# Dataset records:

•••

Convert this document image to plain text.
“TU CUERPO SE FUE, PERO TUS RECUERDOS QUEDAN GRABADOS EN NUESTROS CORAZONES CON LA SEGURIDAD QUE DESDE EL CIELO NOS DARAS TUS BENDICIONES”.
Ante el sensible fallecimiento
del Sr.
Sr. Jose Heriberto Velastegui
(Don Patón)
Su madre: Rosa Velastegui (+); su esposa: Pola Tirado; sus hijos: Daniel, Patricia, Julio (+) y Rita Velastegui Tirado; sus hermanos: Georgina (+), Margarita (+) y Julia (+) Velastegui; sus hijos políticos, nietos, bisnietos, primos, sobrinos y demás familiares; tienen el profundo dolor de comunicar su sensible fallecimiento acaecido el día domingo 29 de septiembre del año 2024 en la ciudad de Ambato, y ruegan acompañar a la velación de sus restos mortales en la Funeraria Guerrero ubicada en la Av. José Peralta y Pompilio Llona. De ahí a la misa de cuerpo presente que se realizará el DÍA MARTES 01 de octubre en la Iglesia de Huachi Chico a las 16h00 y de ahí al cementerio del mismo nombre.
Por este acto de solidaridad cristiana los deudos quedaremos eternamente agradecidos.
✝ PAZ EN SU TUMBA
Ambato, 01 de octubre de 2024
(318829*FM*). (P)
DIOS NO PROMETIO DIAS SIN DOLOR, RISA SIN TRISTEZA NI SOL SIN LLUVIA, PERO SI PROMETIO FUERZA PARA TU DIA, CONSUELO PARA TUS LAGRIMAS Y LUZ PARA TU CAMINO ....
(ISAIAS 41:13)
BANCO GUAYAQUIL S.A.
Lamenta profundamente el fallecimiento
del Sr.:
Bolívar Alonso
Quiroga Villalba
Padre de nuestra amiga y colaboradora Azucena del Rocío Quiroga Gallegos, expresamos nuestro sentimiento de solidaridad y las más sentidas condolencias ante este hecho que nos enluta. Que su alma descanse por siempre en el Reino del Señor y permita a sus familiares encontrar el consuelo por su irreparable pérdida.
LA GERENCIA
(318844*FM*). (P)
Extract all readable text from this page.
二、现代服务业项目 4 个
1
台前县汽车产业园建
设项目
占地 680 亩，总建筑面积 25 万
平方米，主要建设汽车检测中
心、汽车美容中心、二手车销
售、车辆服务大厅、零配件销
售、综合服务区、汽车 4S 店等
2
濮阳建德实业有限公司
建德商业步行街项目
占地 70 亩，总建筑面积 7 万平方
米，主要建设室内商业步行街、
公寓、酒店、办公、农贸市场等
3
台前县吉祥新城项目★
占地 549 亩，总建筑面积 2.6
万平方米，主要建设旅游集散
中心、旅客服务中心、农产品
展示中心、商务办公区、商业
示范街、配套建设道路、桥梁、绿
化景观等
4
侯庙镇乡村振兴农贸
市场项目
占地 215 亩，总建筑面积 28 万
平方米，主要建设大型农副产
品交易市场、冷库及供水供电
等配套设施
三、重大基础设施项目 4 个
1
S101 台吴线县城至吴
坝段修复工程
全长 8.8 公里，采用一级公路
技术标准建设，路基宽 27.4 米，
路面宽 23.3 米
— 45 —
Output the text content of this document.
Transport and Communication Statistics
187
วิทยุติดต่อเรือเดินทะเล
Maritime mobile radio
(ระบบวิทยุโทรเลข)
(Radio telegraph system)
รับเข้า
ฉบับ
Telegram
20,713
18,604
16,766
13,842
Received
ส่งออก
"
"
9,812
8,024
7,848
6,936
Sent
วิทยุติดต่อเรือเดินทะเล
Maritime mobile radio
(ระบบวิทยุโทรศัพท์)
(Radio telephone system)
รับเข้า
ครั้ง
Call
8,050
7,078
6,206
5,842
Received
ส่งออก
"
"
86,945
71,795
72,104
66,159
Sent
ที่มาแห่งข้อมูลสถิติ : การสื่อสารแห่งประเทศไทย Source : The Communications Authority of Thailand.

•••

# Your task:
Go through the material line by line. Show each line that contains the string "este".

# Written response:
Por este acto de solidaridad cristiana los deudos quedaremos eternamente agradecidos.
Padre de nuestra amiga y colaboradora Azucena del Rocío Quiroga Gallegos, expresamos nuestro sentimiento de solidaridad y las más sentidas condolencias ante este hecho que nos enluta. Que su alma descanse por siempre en el Reino del Señor y permita a sus familiares encontrar el consuelo por su irreparable pérdida.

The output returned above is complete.